GIVEN EXERCISE:
Transcribe the lines below verbatim, skipping the images.

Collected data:
+ + + + + + +

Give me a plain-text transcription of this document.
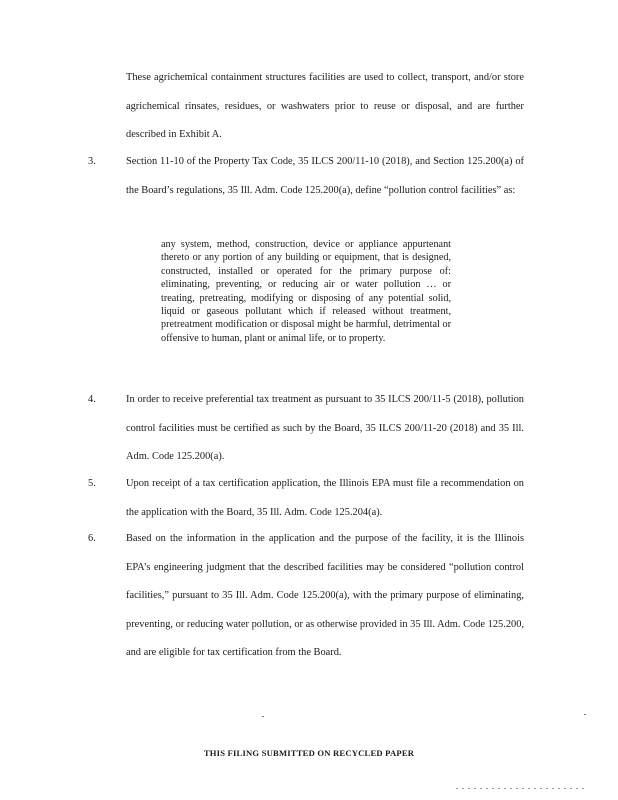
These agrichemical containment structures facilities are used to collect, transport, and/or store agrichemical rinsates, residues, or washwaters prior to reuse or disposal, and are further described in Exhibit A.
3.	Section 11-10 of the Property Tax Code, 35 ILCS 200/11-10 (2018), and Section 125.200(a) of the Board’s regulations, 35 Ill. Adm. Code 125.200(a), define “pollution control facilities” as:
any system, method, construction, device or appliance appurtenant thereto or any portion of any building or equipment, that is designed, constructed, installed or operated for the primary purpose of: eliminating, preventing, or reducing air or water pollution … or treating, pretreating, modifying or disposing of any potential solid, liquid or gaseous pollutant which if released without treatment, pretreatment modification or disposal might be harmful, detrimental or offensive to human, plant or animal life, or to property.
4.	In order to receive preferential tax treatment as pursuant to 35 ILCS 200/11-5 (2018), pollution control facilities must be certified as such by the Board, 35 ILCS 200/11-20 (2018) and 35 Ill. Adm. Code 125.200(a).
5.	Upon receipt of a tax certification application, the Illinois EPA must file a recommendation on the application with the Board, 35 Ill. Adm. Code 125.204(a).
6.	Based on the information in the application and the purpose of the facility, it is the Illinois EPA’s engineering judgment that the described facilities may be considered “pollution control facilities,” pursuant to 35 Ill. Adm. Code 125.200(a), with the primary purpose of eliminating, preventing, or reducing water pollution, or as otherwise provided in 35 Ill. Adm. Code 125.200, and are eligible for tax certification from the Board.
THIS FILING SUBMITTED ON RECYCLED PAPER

+ + + + + + +

COMPLETED EXERCISE:
Give me a plain-text transcription of this document.
These agrichemical containment structures facilities are used to collect, transport, and/or store agrichemical rinsates, residues, or washwaters prior to reuse or disposal, and are further described in Exhibit A.
3.	Section 11-10 of the Property Tax Code, 35 ILCS 200/11-10 (2018), and Section 125.200(a) of the Board’s regulations, 35 Ill. Adm. Code 125.200(a), define “pollution control facilities” as:
any system, method, construction, device or appliance appurtenant thereto or any portion of any building or equipment, that is designed, constructed, installed or operated for the primary purpose of: eliminating, preventing, or reducing air or water pollution … or treating, pretreating, modifying or disposing of any potential solid, liquid or gaseous pollutant which if released without treatment, pretreatment modification or disposal might be harmful, detrimental or offensive to human, plant or animal life, or to property.
4.	In order to receive preferential tax treatment as pursuant to 35 ILCS 200/11-5 (2018), pollution control facilities must be certified as such by the Board, 35 ILCS 200/11-20 (2018) and 35 Ill. Adm. Code 125.200(a).
5.	Upon receipt of a tax certification application, the Illinois EPA must file a recommendation on the application with the Board, 35 Ill. Adm. Code 125.204(a).
6.	Based on the information in the application and the purpose of the facility, it is the Illinois EPA’s engineering judgment that the described facilities may be considered “pollution control facilities,” pursuant to 35 Ill. Adm. Code 125.200(a), with the primary purpose of eliminating, preventing, or reducing water pollution, or as otherwise provided in 35 Ill. Adm. Code 125.200, and are eligible for tax certification from the Board.
THIS FILING SUBMITTED ON RECYCLED PAPER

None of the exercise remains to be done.